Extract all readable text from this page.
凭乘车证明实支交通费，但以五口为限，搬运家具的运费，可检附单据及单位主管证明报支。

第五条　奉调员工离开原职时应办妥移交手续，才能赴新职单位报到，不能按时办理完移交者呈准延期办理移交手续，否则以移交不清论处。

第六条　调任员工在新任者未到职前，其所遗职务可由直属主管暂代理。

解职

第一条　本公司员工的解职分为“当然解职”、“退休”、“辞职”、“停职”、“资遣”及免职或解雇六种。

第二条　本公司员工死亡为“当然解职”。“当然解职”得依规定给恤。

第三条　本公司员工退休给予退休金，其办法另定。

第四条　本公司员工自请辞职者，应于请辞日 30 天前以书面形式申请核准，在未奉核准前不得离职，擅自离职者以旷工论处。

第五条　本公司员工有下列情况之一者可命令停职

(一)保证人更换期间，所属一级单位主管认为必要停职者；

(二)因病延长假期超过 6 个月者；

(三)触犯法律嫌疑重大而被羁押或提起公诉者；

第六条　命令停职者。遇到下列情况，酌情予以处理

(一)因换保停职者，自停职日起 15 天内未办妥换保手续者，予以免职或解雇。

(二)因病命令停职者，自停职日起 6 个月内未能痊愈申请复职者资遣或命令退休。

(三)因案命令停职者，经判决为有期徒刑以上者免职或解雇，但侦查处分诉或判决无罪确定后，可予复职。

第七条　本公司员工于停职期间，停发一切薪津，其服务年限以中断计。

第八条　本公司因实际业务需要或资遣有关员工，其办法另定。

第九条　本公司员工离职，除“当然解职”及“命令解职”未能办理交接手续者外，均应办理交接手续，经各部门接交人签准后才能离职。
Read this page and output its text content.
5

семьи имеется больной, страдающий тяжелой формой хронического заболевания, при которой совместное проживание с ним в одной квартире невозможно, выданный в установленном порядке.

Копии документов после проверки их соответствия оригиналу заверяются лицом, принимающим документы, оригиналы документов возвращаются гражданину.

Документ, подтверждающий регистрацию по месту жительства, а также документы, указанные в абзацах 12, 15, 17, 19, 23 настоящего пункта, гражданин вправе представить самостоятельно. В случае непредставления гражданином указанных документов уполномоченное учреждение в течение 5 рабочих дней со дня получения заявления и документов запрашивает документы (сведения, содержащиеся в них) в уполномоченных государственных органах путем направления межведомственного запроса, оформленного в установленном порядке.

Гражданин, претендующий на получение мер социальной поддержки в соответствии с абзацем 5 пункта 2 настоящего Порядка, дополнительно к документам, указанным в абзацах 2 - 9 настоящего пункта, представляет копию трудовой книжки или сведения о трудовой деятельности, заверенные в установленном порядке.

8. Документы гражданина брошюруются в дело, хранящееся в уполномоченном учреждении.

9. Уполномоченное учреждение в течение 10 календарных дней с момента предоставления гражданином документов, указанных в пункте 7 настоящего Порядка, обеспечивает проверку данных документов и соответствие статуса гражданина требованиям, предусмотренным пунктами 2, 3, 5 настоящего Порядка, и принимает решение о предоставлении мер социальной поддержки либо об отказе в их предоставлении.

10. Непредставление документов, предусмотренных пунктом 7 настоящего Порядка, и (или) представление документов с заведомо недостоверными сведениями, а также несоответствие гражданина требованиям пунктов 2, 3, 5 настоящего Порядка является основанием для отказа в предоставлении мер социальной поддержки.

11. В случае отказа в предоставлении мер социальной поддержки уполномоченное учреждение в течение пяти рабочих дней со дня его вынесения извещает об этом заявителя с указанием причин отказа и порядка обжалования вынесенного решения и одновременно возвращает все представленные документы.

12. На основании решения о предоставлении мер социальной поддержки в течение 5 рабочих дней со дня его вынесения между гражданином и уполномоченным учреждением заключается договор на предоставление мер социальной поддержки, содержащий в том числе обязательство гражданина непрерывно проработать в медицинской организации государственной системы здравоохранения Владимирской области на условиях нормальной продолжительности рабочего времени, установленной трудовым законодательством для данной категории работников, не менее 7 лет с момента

◇ ◇ ◇ ◇ ◇ ◇ ◇

§ Stated problem:
Report back each line of the entries that holds the string "当然解职".

§ Written solution:
第一条　本公司员工的解职分为“当然解职”、“退休”、“辞职”、“停职”、“资遣”及免职或解雇六种。
第二条　本公司员工死亡为“当然解职”。“当然解职”得依规定给恤。
第九条　本公司员工离职，除“当然解职”及“命令解职”未能办理交接手续者外，均应办理交接手续，经各部门接交人签准后才能离职。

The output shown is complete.